### Data for this task
§ §

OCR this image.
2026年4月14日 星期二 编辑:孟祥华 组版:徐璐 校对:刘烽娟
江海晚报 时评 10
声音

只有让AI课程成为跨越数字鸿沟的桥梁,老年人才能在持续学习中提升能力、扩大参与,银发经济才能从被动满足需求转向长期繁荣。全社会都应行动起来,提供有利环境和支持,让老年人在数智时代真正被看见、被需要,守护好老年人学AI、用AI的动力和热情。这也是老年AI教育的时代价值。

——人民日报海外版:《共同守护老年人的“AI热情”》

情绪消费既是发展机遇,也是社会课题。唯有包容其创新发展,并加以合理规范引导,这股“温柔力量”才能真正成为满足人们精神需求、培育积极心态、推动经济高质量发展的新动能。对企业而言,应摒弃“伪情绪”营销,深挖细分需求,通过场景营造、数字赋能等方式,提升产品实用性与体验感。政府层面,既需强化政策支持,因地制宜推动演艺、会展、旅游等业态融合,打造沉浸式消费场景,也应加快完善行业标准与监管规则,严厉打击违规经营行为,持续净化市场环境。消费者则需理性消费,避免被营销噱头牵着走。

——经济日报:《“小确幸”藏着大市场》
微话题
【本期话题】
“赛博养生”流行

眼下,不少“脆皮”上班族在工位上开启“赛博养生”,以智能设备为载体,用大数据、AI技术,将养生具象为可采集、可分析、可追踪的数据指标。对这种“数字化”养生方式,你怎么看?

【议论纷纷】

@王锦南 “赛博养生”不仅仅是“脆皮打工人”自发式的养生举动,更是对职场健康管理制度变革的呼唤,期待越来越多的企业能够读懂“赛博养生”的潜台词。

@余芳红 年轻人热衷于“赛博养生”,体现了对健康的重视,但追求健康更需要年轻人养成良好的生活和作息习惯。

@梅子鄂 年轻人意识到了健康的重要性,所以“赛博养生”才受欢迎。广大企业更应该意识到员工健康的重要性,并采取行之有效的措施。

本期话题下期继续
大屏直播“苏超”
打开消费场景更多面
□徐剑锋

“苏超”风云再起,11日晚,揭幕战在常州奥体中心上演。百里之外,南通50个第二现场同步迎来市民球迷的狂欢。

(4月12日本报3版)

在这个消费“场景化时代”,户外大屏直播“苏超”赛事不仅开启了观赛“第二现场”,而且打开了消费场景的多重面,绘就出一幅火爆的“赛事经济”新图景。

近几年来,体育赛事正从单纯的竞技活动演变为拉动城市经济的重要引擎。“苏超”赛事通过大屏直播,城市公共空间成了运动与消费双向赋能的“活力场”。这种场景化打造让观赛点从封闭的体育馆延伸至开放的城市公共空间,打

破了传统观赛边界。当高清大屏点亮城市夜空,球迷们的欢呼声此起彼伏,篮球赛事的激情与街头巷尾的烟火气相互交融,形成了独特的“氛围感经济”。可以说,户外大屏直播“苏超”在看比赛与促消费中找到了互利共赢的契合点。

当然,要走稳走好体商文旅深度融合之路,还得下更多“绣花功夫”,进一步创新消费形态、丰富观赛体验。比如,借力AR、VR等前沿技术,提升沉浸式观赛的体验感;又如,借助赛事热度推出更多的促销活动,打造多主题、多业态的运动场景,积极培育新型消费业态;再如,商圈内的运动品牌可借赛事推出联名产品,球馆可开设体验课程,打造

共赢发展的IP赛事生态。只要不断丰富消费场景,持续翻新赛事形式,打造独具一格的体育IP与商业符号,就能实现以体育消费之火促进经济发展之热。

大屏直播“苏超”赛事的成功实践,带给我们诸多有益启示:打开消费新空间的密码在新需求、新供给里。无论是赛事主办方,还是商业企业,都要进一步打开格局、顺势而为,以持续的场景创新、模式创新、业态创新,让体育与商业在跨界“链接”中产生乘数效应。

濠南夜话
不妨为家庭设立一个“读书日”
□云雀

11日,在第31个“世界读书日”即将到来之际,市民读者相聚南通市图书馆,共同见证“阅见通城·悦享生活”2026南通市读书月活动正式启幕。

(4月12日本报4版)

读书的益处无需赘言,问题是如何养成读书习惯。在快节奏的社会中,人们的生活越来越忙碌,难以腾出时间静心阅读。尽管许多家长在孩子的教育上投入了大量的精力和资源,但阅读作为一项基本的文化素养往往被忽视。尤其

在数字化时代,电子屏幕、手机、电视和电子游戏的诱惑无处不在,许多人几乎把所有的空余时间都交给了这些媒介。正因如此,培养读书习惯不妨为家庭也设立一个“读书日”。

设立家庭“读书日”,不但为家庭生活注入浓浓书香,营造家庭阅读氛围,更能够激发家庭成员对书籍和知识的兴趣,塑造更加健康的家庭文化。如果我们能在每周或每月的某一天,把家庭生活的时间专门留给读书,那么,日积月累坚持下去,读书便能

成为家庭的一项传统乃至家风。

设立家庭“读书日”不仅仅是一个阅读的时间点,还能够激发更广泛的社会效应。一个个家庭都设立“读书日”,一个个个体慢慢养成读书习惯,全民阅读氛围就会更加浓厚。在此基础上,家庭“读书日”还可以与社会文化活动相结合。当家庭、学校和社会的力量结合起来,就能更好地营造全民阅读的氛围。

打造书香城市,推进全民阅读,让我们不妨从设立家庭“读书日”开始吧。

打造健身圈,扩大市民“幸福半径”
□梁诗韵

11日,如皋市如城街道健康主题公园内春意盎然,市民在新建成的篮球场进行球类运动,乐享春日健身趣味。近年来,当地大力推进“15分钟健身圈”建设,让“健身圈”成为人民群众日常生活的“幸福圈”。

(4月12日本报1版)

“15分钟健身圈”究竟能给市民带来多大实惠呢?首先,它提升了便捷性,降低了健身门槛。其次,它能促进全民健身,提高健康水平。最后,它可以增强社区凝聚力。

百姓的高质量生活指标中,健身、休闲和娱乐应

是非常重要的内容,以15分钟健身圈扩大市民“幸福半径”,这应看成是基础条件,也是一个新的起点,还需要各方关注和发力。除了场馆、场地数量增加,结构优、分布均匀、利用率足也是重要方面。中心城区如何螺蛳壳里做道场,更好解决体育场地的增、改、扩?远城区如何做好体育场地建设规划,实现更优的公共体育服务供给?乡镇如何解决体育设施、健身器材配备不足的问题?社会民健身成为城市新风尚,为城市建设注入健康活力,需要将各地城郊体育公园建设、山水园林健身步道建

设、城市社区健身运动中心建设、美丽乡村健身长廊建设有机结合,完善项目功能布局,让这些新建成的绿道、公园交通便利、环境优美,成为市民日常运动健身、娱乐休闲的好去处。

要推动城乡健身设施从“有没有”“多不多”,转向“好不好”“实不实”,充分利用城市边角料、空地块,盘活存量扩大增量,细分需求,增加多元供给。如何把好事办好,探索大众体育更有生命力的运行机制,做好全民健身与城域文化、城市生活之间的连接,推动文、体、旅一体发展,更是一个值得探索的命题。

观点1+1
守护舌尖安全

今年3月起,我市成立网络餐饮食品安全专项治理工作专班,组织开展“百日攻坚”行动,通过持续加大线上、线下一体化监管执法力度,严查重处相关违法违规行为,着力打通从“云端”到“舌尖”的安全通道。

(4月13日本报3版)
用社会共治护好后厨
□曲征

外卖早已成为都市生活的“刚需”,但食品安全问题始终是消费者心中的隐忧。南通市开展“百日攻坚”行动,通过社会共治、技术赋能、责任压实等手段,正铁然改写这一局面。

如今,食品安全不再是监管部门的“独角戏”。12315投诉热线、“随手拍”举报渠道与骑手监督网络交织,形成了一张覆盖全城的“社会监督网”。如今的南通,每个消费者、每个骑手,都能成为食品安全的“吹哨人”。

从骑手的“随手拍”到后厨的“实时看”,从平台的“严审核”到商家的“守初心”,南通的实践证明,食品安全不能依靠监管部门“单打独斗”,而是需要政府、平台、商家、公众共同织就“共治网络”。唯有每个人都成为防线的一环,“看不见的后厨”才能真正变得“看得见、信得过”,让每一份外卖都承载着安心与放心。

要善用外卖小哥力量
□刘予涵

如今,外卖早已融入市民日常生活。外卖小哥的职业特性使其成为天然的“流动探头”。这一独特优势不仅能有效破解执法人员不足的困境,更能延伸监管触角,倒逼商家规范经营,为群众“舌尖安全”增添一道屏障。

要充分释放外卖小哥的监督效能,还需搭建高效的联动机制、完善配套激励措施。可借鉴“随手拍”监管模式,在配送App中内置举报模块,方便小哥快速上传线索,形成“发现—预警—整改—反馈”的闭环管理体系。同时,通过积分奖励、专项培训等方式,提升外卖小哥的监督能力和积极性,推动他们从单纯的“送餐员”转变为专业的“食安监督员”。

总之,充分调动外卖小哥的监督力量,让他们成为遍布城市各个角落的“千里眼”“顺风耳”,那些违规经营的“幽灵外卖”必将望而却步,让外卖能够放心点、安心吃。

§ §

### Work to do
Return each line of the data that contains the string "户外大屏直播".

### Final result
在这个消费“场景化时代”,户外大屏直播“苏超”赛事不仅开启了观赛“第二现场”,而且打开了消费场景的多重面,绘就出一幅火爆的“赛事经济”新图景。
破了传统观赛边界。当高清大屏点亮城市夜空,球迷们的欢呼声此起彼伏,篮球赛事的激情与街头巷尾的烟火气相互交融,形成了独特的“氛围感经济”。可以说,户外大屏直播“苏超”在看比赛与促消费中找到了互利共赢的契合点。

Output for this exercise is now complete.